What the exercise asks
Render each line from the start of the records through the line containing "bar-sell: [342, 116, 345, 120]" as a JSON list of strings, one string per line, and leave out any blank lines.

----

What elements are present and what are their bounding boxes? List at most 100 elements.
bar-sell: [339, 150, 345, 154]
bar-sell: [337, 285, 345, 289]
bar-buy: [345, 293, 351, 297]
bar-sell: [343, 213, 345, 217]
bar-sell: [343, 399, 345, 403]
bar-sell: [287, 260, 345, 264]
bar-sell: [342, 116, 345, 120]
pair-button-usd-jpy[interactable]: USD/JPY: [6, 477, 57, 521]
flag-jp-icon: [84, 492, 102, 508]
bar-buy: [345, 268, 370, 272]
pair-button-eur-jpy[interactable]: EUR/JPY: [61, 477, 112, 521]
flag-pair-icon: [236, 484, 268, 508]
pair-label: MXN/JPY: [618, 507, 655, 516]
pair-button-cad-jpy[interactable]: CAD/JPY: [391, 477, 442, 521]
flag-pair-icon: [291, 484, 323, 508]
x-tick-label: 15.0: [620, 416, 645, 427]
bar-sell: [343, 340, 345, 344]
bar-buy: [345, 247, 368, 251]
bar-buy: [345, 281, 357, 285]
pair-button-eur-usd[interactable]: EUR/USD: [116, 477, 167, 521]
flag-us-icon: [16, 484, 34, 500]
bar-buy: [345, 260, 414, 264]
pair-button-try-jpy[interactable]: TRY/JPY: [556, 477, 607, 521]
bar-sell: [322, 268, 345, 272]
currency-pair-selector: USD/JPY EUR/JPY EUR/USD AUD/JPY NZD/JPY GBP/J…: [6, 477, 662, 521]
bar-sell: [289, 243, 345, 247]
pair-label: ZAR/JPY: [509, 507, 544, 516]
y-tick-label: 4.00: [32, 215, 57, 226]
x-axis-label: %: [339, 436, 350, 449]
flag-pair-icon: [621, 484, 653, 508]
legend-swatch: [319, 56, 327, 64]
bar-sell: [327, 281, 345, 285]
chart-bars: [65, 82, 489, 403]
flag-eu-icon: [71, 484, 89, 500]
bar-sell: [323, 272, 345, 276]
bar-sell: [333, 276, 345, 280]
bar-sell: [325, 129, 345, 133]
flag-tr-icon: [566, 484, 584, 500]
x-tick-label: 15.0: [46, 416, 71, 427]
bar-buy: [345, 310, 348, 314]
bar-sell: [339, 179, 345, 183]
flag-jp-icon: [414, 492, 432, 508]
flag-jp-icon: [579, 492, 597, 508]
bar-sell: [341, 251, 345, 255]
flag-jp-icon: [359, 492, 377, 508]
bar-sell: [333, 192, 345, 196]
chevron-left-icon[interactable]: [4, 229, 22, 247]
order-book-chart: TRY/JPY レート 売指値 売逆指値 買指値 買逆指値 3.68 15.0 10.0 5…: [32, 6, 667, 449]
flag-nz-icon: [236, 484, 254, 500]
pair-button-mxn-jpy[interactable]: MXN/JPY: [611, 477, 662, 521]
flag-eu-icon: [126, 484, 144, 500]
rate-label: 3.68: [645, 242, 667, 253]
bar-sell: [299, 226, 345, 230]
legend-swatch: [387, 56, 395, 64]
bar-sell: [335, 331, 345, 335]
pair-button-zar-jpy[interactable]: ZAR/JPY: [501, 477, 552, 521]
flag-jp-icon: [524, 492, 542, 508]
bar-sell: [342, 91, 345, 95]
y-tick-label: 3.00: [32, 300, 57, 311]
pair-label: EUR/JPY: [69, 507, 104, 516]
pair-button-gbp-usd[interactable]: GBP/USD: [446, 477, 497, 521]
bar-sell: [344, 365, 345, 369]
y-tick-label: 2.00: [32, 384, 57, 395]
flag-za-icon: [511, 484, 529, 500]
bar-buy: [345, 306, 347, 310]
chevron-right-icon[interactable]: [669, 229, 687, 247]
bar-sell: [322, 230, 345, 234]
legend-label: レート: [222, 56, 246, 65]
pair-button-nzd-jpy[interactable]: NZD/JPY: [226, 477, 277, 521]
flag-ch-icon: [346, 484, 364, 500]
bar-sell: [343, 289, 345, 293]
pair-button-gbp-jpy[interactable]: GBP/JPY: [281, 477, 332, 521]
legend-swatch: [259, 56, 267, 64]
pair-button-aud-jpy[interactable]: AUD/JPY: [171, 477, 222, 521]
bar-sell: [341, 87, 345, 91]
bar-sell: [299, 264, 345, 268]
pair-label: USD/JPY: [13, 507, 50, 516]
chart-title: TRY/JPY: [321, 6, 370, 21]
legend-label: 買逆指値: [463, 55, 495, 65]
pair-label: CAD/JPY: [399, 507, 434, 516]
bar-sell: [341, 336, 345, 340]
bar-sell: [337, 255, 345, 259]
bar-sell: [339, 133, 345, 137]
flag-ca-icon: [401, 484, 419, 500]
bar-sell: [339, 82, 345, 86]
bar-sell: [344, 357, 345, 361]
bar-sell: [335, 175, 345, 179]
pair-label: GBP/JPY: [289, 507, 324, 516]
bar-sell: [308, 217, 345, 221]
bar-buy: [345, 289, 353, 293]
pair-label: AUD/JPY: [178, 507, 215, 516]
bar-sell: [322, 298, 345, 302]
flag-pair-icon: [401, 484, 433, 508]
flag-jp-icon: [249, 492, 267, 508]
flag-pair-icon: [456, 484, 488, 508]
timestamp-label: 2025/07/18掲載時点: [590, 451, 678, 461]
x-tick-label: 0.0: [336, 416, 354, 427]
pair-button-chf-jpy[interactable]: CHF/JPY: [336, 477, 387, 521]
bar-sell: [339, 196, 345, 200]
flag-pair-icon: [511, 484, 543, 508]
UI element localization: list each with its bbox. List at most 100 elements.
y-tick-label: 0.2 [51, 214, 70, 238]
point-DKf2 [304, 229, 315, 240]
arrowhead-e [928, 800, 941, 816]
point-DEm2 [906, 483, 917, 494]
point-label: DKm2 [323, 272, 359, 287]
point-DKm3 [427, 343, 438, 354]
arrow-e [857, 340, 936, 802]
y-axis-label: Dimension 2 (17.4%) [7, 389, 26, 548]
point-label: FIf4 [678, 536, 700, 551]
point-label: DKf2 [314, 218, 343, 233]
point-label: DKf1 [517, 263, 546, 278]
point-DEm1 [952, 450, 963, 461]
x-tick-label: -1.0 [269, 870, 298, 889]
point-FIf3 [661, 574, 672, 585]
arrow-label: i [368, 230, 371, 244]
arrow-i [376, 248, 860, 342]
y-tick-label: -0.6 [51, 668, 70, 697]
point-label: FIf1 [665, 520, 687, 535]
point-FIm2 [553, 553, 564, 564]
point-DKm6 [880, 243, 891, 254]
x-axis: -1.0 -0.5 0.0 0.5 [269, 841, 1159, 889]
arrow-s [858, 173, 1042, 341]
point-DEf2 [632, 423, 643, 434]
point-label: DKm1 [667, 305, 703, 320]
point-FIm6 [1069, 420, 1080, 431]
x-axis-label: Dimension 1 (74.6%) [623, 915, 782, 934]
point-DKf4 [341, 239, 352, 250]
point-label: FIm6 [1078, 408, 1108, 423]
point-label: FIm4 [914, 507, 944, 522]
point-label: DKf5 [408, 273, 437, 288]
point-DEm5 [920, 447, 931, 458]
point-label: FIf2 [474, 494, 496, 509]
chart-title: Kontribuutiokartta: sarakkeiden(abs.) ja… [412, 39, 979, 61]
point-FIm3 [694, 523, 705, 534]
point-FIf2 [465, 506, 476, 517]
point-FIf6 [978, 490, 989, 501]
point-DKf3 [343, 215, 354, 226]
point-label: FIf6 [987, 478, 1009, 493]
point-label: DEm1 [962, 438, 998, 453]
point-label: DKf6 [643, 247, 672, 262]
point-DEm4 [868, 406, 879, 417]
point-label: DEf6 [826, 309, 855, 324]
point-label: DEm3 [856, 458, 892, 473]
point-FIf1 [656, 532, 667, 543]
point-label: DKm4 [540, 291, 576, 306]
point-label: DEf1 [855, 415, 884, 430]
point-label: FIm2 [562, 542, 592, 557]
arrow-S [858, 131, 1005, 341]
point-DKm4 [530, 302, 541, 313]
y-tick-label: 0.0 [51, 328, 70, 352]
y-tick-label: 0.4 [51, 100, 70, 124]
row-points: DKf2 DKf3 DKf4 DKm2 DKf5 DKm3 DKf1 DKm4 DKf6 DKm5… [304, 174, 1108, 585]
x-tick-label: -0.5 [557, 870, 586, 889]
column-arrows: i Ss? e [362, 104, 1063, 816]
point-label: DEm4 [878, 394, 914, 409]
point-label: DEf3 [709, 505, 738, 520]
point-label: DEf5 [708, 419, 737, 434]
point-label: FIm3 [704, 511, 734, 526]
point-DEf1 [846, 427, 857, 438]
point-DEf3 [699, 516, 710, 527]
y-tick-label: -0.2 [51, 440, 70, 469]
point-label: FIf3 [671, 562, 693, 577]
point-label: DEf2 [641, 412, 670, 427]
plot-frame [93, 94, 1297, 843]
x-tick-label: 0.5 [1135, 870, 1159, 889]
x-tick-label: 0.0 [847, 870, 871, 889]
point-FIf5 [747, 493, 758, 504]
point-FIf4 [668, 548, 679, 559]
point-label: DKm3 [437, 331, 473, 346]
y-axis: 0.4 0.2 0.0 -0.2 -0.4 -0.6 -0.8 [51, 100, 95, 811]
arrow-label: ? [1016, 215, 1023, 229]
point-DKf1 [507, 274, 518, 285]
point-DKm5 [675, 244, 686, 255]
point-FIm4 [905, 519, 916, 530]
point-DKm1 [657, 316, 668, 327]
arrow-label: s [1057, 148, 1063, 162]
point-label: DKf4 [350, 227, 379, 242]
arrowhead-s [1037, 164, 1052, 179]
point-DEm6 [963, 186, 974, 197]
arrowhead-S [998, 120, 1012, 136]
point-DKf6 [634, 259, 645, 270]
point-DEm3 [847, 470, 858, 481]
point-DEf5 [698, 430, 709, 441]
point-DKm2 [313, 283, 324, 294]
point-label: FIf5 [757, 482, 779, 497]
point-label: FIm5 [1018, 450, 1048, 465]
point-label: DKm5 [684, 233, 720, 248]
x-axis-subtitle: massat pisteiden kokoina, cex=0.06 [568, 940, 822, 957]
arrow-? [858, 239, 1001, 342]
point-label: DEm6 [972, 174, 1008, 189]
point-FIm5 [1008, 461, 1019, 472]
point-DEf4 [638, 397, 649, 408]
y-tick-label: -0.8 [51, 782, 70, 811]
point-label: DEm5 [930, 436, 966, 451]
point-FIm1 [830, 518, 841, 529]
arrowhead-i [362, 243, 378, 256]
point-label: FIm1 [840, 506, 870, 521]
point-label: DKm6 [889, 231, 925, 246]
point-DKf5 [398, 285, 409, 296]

----

Result
[
  "What elements are present and what are their bounding boxes? List at most 100 elements.",
  "bar-sell: [339, 150, 345, 154]",
  "bar-sell: [337, 285, 345, 289]",
  "bar-buy: [345, 293, 351, 297]",
  "bar-sell: [343, 213, 345, 217]",
  "bar-sell: [343, 399, 345, 403]",
  "bar-sell: [287, 260, 345, 264]",
  "bar-sell: [342, 116, 345, 120]"
]